> **WHAT TO WORK ON**:
Find the lines of data that contain the string "Sixgun", then list them.
........
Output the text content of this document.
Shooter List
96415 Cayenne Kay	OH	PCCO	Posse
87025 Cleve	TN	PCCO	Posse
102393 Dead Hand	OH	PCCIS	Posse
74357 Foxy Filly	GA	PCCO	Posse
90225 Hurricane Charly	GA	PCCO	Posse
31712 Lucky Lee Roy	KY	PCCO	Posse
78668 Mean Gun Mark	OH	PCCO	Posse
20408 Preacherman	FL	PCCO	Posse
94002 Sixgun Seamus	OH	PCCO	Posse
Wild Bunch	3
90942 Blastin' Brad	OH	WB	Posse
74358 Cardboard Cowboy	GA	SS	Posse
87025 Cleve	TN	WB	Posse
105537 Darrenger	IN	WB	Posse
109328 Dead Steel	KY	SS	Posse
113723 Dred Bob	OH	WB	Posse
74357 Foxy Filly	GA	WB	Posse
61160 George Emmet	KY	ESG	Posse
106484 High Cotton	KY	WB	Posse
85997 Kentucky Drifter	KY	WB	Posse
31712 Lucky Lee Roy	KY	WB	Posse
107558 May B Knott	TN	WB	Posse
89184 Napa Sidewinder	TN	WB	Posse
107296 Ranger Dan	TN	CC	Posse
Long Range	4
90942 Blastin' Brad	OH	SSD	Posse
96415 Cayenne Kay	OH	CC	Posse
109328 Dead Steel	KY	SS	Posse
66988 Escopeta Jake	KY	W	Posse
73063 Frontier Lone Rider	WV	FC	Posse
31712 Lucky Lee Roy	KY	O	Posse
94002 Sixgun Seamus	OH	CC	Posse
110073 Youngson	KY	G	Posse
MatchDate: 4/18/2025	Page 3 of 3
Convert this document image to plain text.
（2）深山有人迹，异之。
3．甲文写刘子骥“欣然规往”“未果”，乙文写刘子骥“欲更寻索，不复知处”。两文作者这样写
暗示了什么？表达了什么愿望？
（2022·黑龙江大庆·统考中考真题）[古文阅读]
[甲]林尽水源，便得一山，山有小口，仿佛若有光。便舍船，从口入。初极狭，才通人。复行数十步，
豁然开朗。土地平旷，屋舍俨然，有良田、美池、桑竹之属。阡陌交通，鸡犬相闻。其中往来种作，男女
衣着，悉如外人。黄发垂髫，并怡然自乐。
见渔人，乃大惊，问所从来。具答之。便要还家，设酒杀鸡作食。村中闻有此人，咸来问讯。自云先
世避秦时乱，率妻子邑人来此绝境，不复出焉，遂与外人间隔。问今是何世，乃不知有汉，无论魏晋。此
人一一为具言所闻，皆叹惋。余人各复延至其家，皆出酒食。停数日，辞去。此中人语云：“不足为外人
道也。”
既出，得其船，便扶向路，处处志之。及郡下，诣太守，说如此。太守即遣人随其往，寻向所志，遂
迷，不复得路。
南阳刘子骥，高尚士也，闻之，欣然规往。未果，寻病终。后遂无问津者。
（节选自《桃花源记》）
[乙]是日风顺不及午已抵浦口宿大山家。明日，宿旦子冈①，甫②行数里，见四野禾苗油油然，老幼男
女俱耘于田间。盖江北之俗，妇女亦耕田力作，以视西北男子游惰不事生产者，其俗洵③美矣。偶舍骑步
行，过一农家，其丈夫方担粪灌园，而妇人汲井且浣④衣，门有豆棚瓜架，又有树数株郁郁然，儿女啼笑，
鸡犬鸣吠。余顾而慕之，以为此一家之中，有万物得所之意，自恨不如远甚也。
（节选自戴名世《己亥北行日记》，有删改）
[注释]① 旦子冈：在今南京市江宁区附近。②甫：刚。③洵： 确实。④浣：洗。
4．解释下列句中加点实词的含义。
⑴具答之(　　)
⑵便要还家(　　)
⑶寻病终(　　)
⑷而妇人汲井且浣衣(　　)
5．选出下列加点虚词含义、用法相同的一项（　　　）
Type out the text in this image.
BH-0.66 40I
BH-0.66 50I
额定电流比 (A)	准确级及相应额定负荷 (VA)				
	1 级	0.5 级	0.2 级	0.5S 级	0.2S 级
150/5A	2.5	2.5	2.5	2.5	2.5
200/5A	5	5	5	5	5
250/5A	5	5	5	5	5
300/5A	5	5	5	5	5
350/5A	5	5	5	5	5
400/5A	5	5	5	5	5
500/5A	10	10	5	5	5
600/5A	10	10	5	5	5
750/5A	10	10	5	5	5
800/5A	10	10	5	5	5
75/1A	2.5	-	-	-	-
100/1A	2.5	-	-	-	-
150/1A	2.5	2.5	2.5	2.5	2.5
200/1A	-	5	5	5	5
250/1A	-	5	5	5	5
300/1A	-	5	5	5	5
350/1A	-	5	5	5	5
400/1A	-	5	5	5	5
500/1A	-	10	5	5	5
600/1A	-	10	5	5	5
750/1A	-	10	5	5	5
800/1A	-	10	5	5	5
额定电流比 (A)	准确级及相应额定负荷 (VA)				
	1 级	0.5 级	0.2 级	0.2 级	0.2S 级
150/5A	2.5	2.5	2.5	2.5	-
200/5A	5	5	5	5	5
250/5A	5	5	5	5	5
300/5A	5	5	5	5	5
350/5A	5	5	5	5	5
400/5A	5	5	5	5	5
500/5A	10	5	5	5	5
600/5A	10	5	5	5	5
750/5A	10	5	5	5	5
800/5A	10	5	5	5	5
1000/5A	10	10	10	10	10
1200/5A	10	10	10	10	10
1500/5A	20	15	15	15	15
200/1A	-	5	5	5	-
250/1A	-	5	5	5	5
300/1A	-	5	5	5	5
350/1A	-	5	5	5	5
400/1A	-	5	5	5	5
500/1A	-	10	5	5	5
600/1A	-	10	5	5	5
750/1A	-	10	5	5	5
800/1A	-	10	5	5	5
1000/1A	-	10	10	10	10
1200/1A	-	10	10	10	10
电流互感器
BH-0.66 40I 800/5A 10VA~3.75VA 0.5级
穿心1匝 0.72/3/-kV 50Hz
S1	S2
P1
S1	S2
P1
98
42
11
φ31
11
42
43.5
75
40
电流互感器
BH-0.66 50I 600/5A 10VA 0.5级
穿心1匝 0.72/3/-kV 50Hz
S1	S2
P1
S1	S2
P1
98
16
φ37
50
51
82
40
........
> **TASK SOLUTION**:
94002 Sixgun Seamus	OH	PCCO	Posse
94002 Sixgun Seamus	OH	CC	Posse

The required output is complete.